— Start Records to process —

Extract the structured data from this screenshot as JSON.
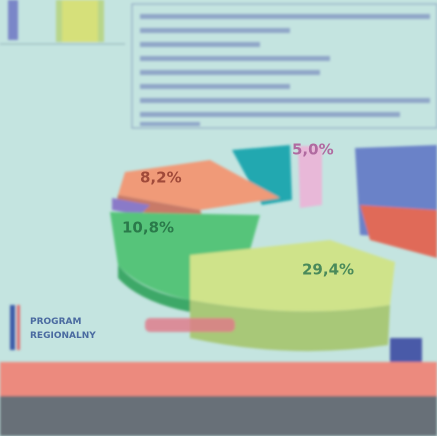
{
  "slide": {
    "pie_labels": [
      "8,2%",
      "10,8%",
      "29,4%",
      "5,0%"
    ],
    "logo": [
      "PROGRAM",
      "REGIONALNY"
    ]
  }
}
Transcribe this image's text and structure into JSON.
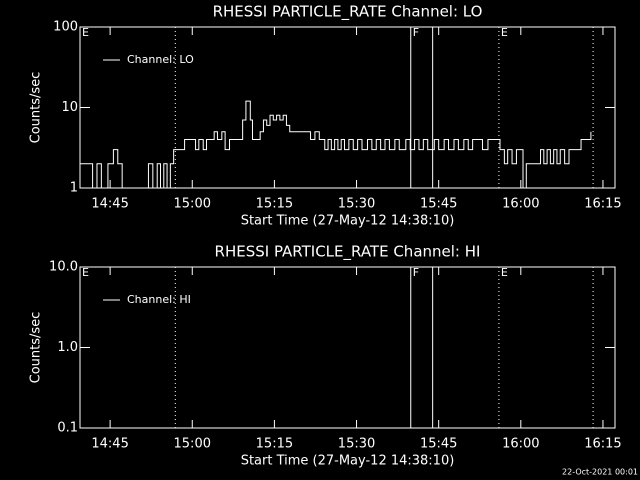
{
  "chart_data": [
    {
      "type": "line",
      "title": "RHESSI PARTICLE_RATE Channel: LO",
      "xlabel": "Start Time (27-May-12 14:38:10)",
      "ylabel": "Counts/sec",
      "log_y": true,
      "step": true,
      "ylim": [
        1,
        100
      ],
      "yticks": [
        1,
        10,
        100
      ],
      "xlim": [
        879.5,
        977.2
      ],
      "xticks": [
        {
          "value": 885,
          "label": "14:45"
        },
        {
          "value": 900,
          "label": "15:00"
        },
        {
          "value": 915,
          "label": "15:15"
        },
        {
          "value": 930,
          "label": "15:30"
        },
        {
          "value": 945,
          "label": "15:45"
        },
        {
          "value": 960,
          "label": "16:00"
        },
        {
          "value": 975,
          "label": "16:15"
        }
      ],
      "markers": [
        {
          "x": 879.5,
          "style": "dotted",
          "label": "E"
        },
        {
          "x": 896.9,
          "style": "dotted"
        },
        {
          "x": 939.9,
          "style": "solid",
          "label": "F"
        },
        {
          "x": 943.9,
          "style": "solid"
        },
        {
          "x": 956.0,
          "style": "dotted",
          "label": "E"
        },
        {
          "x": 973.2,
          "style": "dotted"
        }
      ],
      "series": [
        {
          "name": "Channel: LO",
          "color": "#ffffff",
          "x": [
            879.5,
            881.8,
            882.6,
            883.4,
            884.6,
            885.6,
            886.4,
            887.2,
            892.0,
            892.8,
            893.6,
            894.2,
            894.8,
            895.4,
            896.0,
            896.6,
            898.0,
            898.6,
            900.6,
            901.2,
            902.0,
            902.6,
            904.0,
            904.6,
            905.4,
            906.0,
            906.8,
            908.4,
            909.2,
            909.8,
            910.6,
            911.0,
            912.4,
            913.0,
            913.6,
            914.2,
            914.8,
            915.4,
            916.0,
            916.6,
            917.2,
            917.8,
            921.0,
            921.6,
            922.4,
            923.2,
            924.2,
            924.8,
            925.4,
            926.0,
            926.6,
            927.2,
            927.8,
            928.6,
            929.4,
            930.2,
            931.0,
            932.0,
            932.8,
            933.6,
            934.4,
            935.2,
            936.0,
            937.0,
            937.8,
            939.0,
            939.8,
            940.6,
            941.4,
            942.2,
            943.0,
            944.2,
            945.0,
            946.0,
            946.8,
            947.8,
            948.6,
            949.6,
            950.4,
            951.2,
            952.0,
            953.0,
            954.0,
            955.6,
            956.2,
            957.0,
            957.6,
            958.4,
            959.2,
            960.4,
            961.0,
            963.6,
            964.2,
            964.8,
            965.4,
            966.0,
            966.6,
            967.2,
            968.0,
            968.8,
            970.2,
            971.0,
            972.0,
            972.8
          ],
          "values": [
            2,
            1,
            2,
            1,
            2,
            3,
            2,
            1,
            2,
            1,
            2,
            1,
            2,
            1,
            2,
            3,
            3,
            4,
            3,
            4,
            3,
            4,
            5,
            4,
            5,
            3,
            4,
            4,
            7,
            12,
            7,
            4,
            5,
            7,
            6,
            8,
            7,
            8,
            7,
            8,
            6,
            5,
            5,
            4,
            5,
            4,
            3,
            4,
            3,
            4,
            3,
            4,
            3,
            4,
            3,
            4,
            3,
            4,
            3,
            4,
            3,
            4,
            3,
            4,
            3,
            4,
            3,
            4,
            3,
            4,
            3,
            4,
            3,
            4,
            3,
            4,
            3,
            4,
            3,
            4,
            4,
            3,
            4,
            4,
            3,
            2,
            3,
            2,
            3,
            1,
            2,
            3,
            2,
            3,
            2,
            3,
            2,
            3,
            2,
            3,
            3,
            4,
            4,
            5
          ]
        }
      ]
    },
    {
      "type": "line",
      "title": "RHESSI PARTICLE_RATE Channel: HI",
      "xlabel": "Start Time (27-May-12 14:38:10)",
      "ylabel": "Counts/sec",
      "log_y": true,
      "step": true,
      "ylim": [
        0.1,
        10
      ],
      "yticks": [
        0.1,
        {
          "value": 1,
          "label": "1.0"
        },
        {
          "value": 10,
          "label": "10.0"
        }
      ],
      "xlim": [
        879.5,
        977.2
      ],
      "xticks": [
        {
          "value": 885,
          "label": "14:45"
        },
        {
          "value": 900,
          "label": "15:00"
        },
        {
          "value": 915,
          "label": "15:15"
        },
        {
          "value": 930,
          "label": "15:30"
        },
        {
          "value": 945,
          "label": "15:45"
        },
        {
          "value": 960,
          "label": "16:00"
        },
        {
          "value": 975,
          "label": "16:15"
        }
      ],
      "markers": [
        {
          "x": 879.5,
          "style": "dotted",
          "label": "E"
        },
        {
          "x": 896.9,
          "style": "dotted"
        },
        {
          "x": 939.9,
          "style": "solid",
          "label": "F"
        },
        {
          "x": 943.9,
          "style": "solid"
        },
        {
          "x": 956.0,
          "style": "dotted",
          "label": "E"
        },
        {
          "x": 973.2,
          "style": "dotted"
        }
      ],
      "series": [
        {
          "name": "Channel: HI",
          "color": "#ffffff",
          "x": [],
          "values": []
        }
      ]
    }
  ],
  "footer": "22-Oct-2021 00:01"
}
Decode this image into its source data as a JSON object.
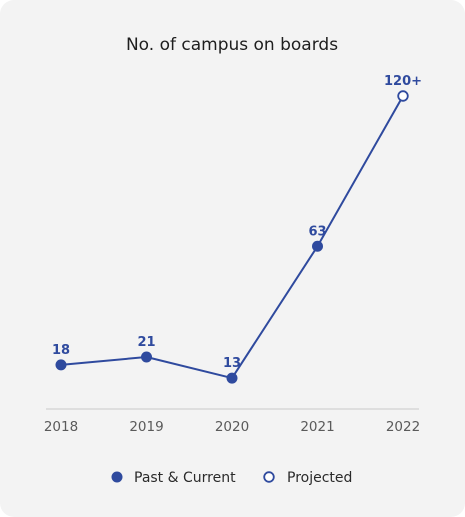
{
  "chart_data": {
    "type": "line",
    "title": "No. of campus on boards",
    "categories": [
      "2018",
      "2019",
      "2020",
      "2021",
      "2022"
    ],
    "values": [
      18,
      21,
      13,
      63,
      120
    ],
    "data_labels": [
      "18",
      "21",
      "13",
      "63",
      "120+"
    ],
    "point_types": [
      "past",
      "past",
      "past",
      "past",
      "projected"
    ],
    "ylim": [
      10,
      120
    ],
    "grid": false,
    "legend": {
      "placement": "bottom",
      "items": [
        {
          "label": "Past & Current",
          "marker": "filled"
        },
        {
          "label": "Projected",
          "marker": "hollow"
        }
      ]
    },
    "colors": {
      "series": "#2f4a9e",
      "axis": "#c8c8c8",
      "background": "#f3f3f3"
    }
  }
}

— End Records to process —

Short exercise
Quote the data exactly, leaving every image out of the copy.

Solution to the exercise
Extract the structured data from this screenshot as JSON.
{
  "slide": {
    "pie_labels": [
      "8,2%",
      "10,8%",
      "29,4%",
      "5,0%"
    ],
    "logo": [
      "PROGRAM",
      "REGIONALNY"
    ]
  }
}
Transcribe this image's text and structure into JSON.
{
  "chart_data": [
    {
      "type": "line",
      "title": "RHESSI PARTICLE_RATE Channel: LO",
      "xlabel": "Start Time (27-May-12 14:38:10)",
      "ylabel": "Counts/sec",
      "log_y": true,
      "step": true,
      "ylim": [
        1,
        100
      ],
      "yticks": [
        1,
        10,
        100
      ],
      "xlim": [
        879.5,
        977.2
      ],
      "xticks": [
        {
          "value": 885,
          "label": "14:45"
        },
        {
          "value": 900,
          "label": "15:00"
        },
        {
          "value": 915,
          "label": "15:15"
        },
        {
          "value": 930,
          "label": "15:30"
        },
        {
          "value": 945,
          "label": "15:45"
        },
        {
          "value": 960,
          "label": "16:00"
        },
        {
          "value": 975,
          "label": "16:15"
        }
      ],
      "markers": [
        {
          "x": 879.5,
          "style": "dotted",
          "label": "E"
        },
        {
          "x": 896.9,
          "style": "dotted"
        },
        {
          "x": 939.9,
          "style": "solid",
          "label": "F"
        },
        {
          "x": 943.9,
          "style": "solid"
        },
        {
          "x": 956.0,
          "style": "dotted",
          "label": "E"
        },
        {
          "x": 973.2,
          "style": "dotted"
        }
      ],
      "series": [
        {
          "name": "Channel: LO",
          "color": "#ffffff",
          "x": [
            879.5,
            881.8,
            882.6,
            883.4,
            884.6,
            885.6,
            886.4,
            887.2,
            892.0,
            892.8,
            893.6,
            894.2,
            894.8,
            895.4,
            896.0,
            896.6,
            898.0,
            898.6,
            900.6,
            901.2,
            902.0,
            902.6,
            904.0,
            904.6,
            905.4,
            906.0,
            906.8,
            908.4,
            909.2,
            909.8,
            910.6,
            911.0,
            912.4,
            913.0,
            913.6,
            914.2,
            914.8,
            915.4,
            916.0,
            916.6,
            917.2,
            917.8,
            921.0,
            921.6,
            922.4,
            923.2,
            924.2,
            924.8,
            925.4,
            926.0,
            926.6,
            927.2,
            927.8,
            928.6,
            929.4,
            930.2,
            931.0,
            932.0,
            932.8,
            933.6,
            934.4,
            935.2,
            936.0,
            937.0,
            937.8,
            939.0,
            939.8,
            940.6,
            941.4,
            942.2,
            943.0,
            944.2,
            945.0,
            946.0,
            946.8,
            947.8,
            948.6,
            949.6,
            950.4,
            951.2,
            952.0,
            953.0,
            954.0,
            955.6,
            956.2,
            957.0,
            957.6,
            958.4,
            959.2,
            960.4,
            961.0,
            963.6,
            964.2,
            964.8,
            965.4,
            966.0,
            966.6,
            967.2,
            968.0,
            968.8,
            970.2,
            971.0,
            972.0,
            972.8
          ],
          "values": [
            2,
            1,
            2,
            1,
            2,
            3,
            2,
            1,
            2,
            1,
            2,
            1,
            2,
            1,
            2,
            3,
            3,
            4,
            3,
            4,
            3,
            4,
            5,
            4,
            5,
            3,
            4,
            4,
            7,
            12,
            7,
            4,
            5,
            7,
            6,
            8,
            7,
            8,
            7,
            8,
            6,
            5,
            5,
            4,
            5,
            4,
            3,
            4,
            3,
            4,
            3,
            4,
            3,
            4,
            3,
            4,
            3,
            4,
            3,
            4,
            3,
            4,
            3,
            4,
            3,
            4,
            3,
            4,
            3,
            4,
            3,
            4,
            3,
            4,
            3,
            4,
            3,
            4,
            3,
            4,
            4,
            3,
            4,
            4,
            3,
            2,
            3,
            2,
            3,
            1,
            2,
            3,
            2,
            3,
            2,
            3,
            2,
            3,
            2,
            3,
            3,
            4,
            4,
            5
          ]
        }
      ]
    },
    {
      "type": "line",
      "title": "RHESSI PARTICLE_RATE Channel: HI",
      "xlabel": "Start Time (27-May-12 14:38:10)",
      "ylabel": "Counts/sec",
      "log_y": true,
      "step": true,
      "ylim": [
        0.1,
        10
      ],
      "yticks": [
        0.1,
        {
          "value": 1,
          "label": "1.0"
        },
        {
          "value": 10,
          "label": "10.0"
        }
      ],
      "xlim": [
        879.5,
        977.2
      ],
      "xticks": [
        {
          "value": 885,
          "label": "14:45"
        },
        {
          "value": 900,
          "label": "15:00"
        },
        {
          "value": 915,
          "label": "15:15"
        },
        {
          "value": 930,
          "label": "15:30"
        },
        {
          "value": 945,
          "label": "15:45"
        },
        {
          "value": 960,
          "label": "16:00"
        },
        {
          "value": 975,
          "label": "16:15"
        }
      ],
      "markers": [
        {
          "x": 879.5,
          "style": "dotted",
          "label": "E"
        },
        {
          "x": 896.9,
          "style": "dotted"
        },
        {
          "x": 939.9,
          "style": "solid",
          "label": "F"
        },
        {
          "x": 943.9,
          "style": "solid"
        },
        {
          "x": 956.0,
          "style": "dotted",
          "label": "E"
        },
        {
          "x": 973.2,
          "style": "dotted"
        }
      ],
      "series": [
        {
          "name": "Channel: HI",
          "color": "#ffffff",
          "x": [],
          "values": []
        }
      ]
    }
  ],
  "footer": "22-Oct-2021 00:01"
}
Decode this image into its source data as a JSON object.
{
  "chart_data": {
    "type": "line",
    "title": "No. of campus on boards",
    "categories": [
      "2018",
      "2019",
      "2020",
      "2021",
      "2022"
    ],
    "values": [
      18,
      21,
      13,
      63,
      120
    ],
    "data_labels": [
      "18",
      "21",
      "13",
      "63",
      "120+"
    ],
    "point_types": [
      "past",
      "past",
      "past",
      "past",
      "projected"
    ],
    "ylim": [
      10,
      120
    ],
    "grid": false,
    "legend": {
      "placement": "bottom",
      "items": [
        {
          "label": "Past & Current",
          "marker": "filled"
        },
        {
          "label": "Projected",
          "marker": "hollow"
        }
      ]
    },
    "colors": {
      "series": "#2f4a9e",
      "axis": "#c8c8c8",
      "background": "#f3f3f3"
    }
  }
}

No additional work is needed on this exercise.